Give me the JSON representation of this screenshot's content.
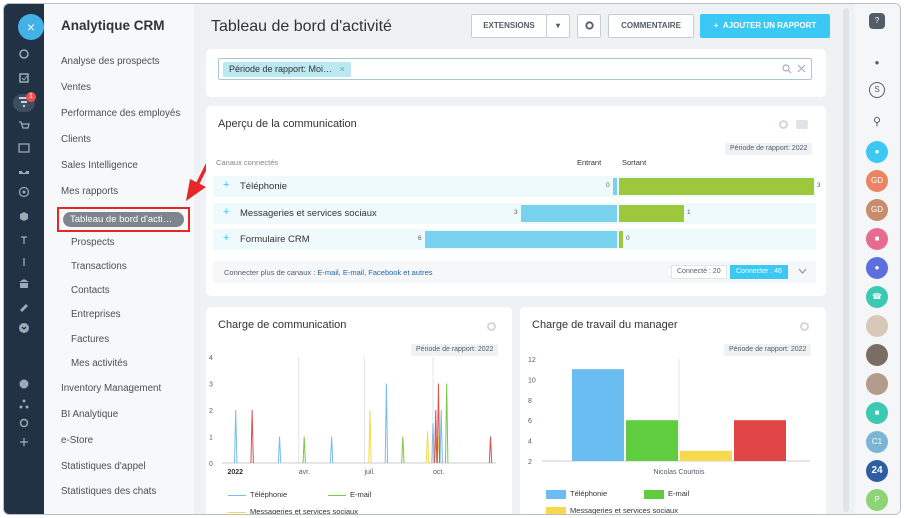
{
  "app": {
    "close_icon_label": "×"
  },
  "leftbar": {
    "notification_count": "1"
  },
  "menu": {
    "title": "Analytique CRM",
    "items": [
      "Analyse des prospects",
      "Ventes",
      "Performance des employés",
      "Clients",
      "Sales Intelligence",
      "Mes rapports"
    ],
    "active": "Tableau de bord d'acti…",
    "subitems": [
      "Prospects",
      "Transactions",
      "Contacts",
      "Entreprises",
      "Factures",
      "Mes activités"
    ],
    "items_after": [
      "Inventory Management",
      "BI Analytique",
      "e-Store",
      "Statistiques d'appel",
      "Statistiques des chats"
    ]
  },
  "header": {
    "title": "Tableau de bord d'activité",
    "extensions_label": "EXTENSIONS",
    "comment_label": "COMMENTAIRE",
    "add_report_label": "AJOUTER UN RAPPORT"
  },
  "filter": {
    "chip": "Période de rapport: Moi…",
    "chip_remove": "×"
  },
  "communication_overview": {
    "title": "Aperçu de la communication",
    "period_badge": "Période de rapport: 2022",
    "col_channels": "Canaux connectés",
    "col_in": "Entrant",
    "col_out": "Sortant",
    "rows": [
      {
        "label": "Téléphonie",
        "in": 0,
        "out": 3
      },
      {
        "label": "Messageries et services sociaux",
        "in": 3,
        "out": 1
      },
      {
        "label": "Formulaire CRM",
        "in": 6,
        "out": 0
      }
    ],
    "footer": {
      "text": "Connecter plus de canaux : ",
      "links": [
        "E-mail",
        "E-mail",
        "Facebook et autres"
      ],
      "connected": "Connecté : 20",
      "connect_button": "Connecter : 46"
    }
  },
  "comm_load": {
    "title": "Charge de communication",
    "period_badge": "Période de rapport: 2022",
    "legend": [
      "Téléphonie",
      "E-mail",
      "Messageries et services sociaux"
    ]
  },
  "manager_load": {
    "title": "Charge de travail du manager",
    "period_badge": "Période de rapport: 2022",
    "legend": [
      "Téléphonie",
      "E-mail",
      "Messageries et services sociaux"
    ]
  },
  "right_avatars": [
    "GD",
    "GD",
    "C1",
    "24",
    "P"
  ],
  "colors": {
    "accent": "#3bc8f5",
    "out_green": "#9dc83c",
    "in_blue": "#79d2ec",
    "sidebar": "#213244",
    "red": "#e52727"
  },
  "chart_data": [
    {
      "type": "line",
      "title": "Charge de communication",
      "x_ticks": [
        "2022",
        "avr.",
        "juil.",
        "oct."
      ],
      "y_ticks": [
        0,
        1,
        2,
        3,
        4
      ],
      "ylim": [
        0,
        4
      ],
      "series": [
        {
          "name": "Téléphonie",
          "color": "#79bde8",
          "spikes": [
            [
              0.05,
              2
            ],
            [
              0.21,
              1
            ],
            [
              0.4,
              1
            ],
            [
              0.6,
              3
            ],
            [
              0.77,
              1.5
            ],
            [
              0.8,
              2
            ]
          ]
        },
        {
          "name": "E-mail",
          "color": "#7bc74d",
          "spikes": [
            [
              0.3,
              1
            ],
            [
              0.66,
              1
            ],
            [
              0.78,
              1
            ],
            [
              0.82,
              3
            ]
          ]
        },
        {
          "name": "Messageries et services sociaux",
          "color": "#f6d94c",
          "spikes": [
            [
              0.54,
              2
            ],
            [
              0.75,
              1.2
            ],
            [
              0.79,
              1
            ]
          ]
        },
        {
          "name": "",
          "color": "#d9534f",
          "spikes": [
            [
              0.11,
              2
            ],
            [
              0.78,
              2
            ],
            [
              0.79,
              3
            ],
            [
              0.98,
              1
            ]
          ]
        }
      ]
    },
    {
      "type": "bar",
      "title": "Charge de travail du manager",
      "categories": [
        "Nicolas Courtois"
      ],
      "y_ticks": [
        2,
        4,
        6,
        8,
        10,
        12
      ],
      "ylim": [
        2,
        12
      ],
      "series": [
        {
          "name": "Téléphonie",
          "color": "#69bdf0",
          "values": [
            11
          ]
        },
        {
          "name": "E-mail",
          "color": "#60cd41",
          "values": [
            6
          ]
        },
        {
          "name": "Messageries et services sociaux",
          "color": "#f6d94c",
          "values": [
            3
          ]
        },
        {
          "name": "",
          "color": "#e24545",
          "values": [
            6
          ]
        }
      ]
    }
  ]
}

....

[Task directions]: Leave out the pictures and reproduce the rest of the listing exactly.

[Task answer]:
Give me the JSON representation of this screenshot's content.
{
  "app": {
    "close_icon_label": "×"
  },
  "leftbar": {
    "notification_count": "1"
  },
  "menu": {
    "title": "Analytique CRM",
    "items": [
      "Analyse des prospects",
      "Ventes",
      "Performance des employés",
      "Clients",
      "Sales Intelligence",
      "Mes rapports"
    ],
    "active": "Tableau de bord d'acti…",
    "subitems": [
      "Prospects",
      "Transactions",
      "Contacts",
      "Entreprises",
      "Factures",
      "Mes activités"
    ],
    "items_after": [
      "Inventory Management",
      "BI Analytique",
      "e-Store",
      "Statistiques d'appel",
      "Statistiques des chats"
    ]
  },
  "header": {
    "title": "Tableau de bord d'activité",
    "extensions_label": "EXTENSIONS",
    "comment_label": "COMMENTAIRE",
    "add_report_label": "AJOUTER UN RAPPORT"
  },
  "filter": {
    "chip": "Période de rapport: Moi…",
    "chip_remove": "×"
  },
  "communication_overview": {
    "title": "Aperçu de la communication",
    "period_badge": "Période de rapport: 2022",
    "col_channels": "Canaux connectés",
    "col_in": "Entrant",
    "col_out": "Sortant",
    "rows": [
      {
        "label": "Téléphonie",
        "in": 0,
        "out": 3
      },
      {
        "label": "Messageries et services sociaux",
        "in": 3,
        "out": 1
      },
      {
        "label": "Formulaire CRM",
        "in": 6,
        "out": 0
      }
    ],
    "footer": {
      "text": "Connecter plus de canaux : ",
      "links": [
        "E-mail",
        "E-mail",
        "Facebook et autres"
      ],
      "connected": "Connecté : 20",
      "connect_button": "Connecter : 46"
    }
  },
  "comm_load": {
    "title": "Charge de communication",
    "period_badge": "Période de rapport: 2022",
    "legend": [
      "Téléphonie",
      "E-mail",
      "Messageries et services sociaux"
    ]
  },
  "manager_load": {
    "title": "Charge de travail du manager",
    "period_badge": "Période de rapport: 2022",
    "legend": [
      "Téléphonie",
      "E-mail",
      "Messageries et services sociaux"
    ]
  },
  "right_avatars": [
    "GD",
    "GD",
    "C1",
    "24",
    "P"
  ],
  "colors": {
    "accent": "#3bc8f5",
    "out_green": "#9dc83c",
    "in_blue": "#79d2ec",
    "sidebar": "#213244",
    "red": "#e52727"
  },
  "chart_data": [
    {
      "type": "line",
      "title": "Charge de communication",
      "x_ticks": [
        "2022",
        "avr.",
        "juil.",
        "oct."
      ],
      "y_ticks": [
        0,
        1,
        2,
        3,
        4
      ],
      "ylim": [
        0,
        4
      ],
      "series": [
        {
          "name": "Téléphonie",
          "color": "#79bde8",
          "spikes": [
            [
              0.05,
              2
            ],
            [
              0.21,
              1
            ],
            [
              0.4,
              1
            ],
            [
              0.6,
              3
            ],
            [
              0.77,
              1.5
            ],
            [
              0.8,
              2
            ]
          ]
        },
        {
          "name": "E-mail",
          "color": "#7bc74d",
          "spikes": [
            [
              0.3,
              1
            ],
            [
              0.66,
              1
            ],
            [
              0.78,
              1
            ],
            [
              0.82,
              3
            ]
          ]
        },
        {
          "name": "Messageries et services sociaux",
          "color": "#f6d94c",
          "spikes": [
            [
              0.54,
              2
            ],
            [
              0.75,
              1.2
            ],
            [
              0.79,
              1
            ]
          ]
        },
        {
          "name": "",
          "color": "#d9534f",
          "spikes": [
            [
              0.11,
              2
            ],
            [
              0.78,
              2
            ],
            [
              0.79,
              3
            ],
            [
              0.98,
              1
            ]
          ]
        }
      ]
    },
    {
      "type": "bar",
      "title": "Charge de travail du manager",
      "categories": [
        "Nicolas Courtois"
      ],
      "y_ticks": [
        2,
        4,
        6,
        8,
        10,
        12
      ],
      "ylim": [
        2,
        12
      ],
      "series": [
        {
          "name": "Téléphonie",
          "color": "#69bdf0",
          "values": [
            11
          ]
        },
        {
          "name": "E-mail",
          "color": "#60cd41",
          "values": [
            6
          ]
        },
        {
          "name": "Messageries et services sociaux",
          "color": "#f6d94c",
          "values": [
            3
          ]
        },
        {
          "name": "",
          "color": "#e24545",
          "values": [
            6
          ]
        }
      ]
    }
  ]
}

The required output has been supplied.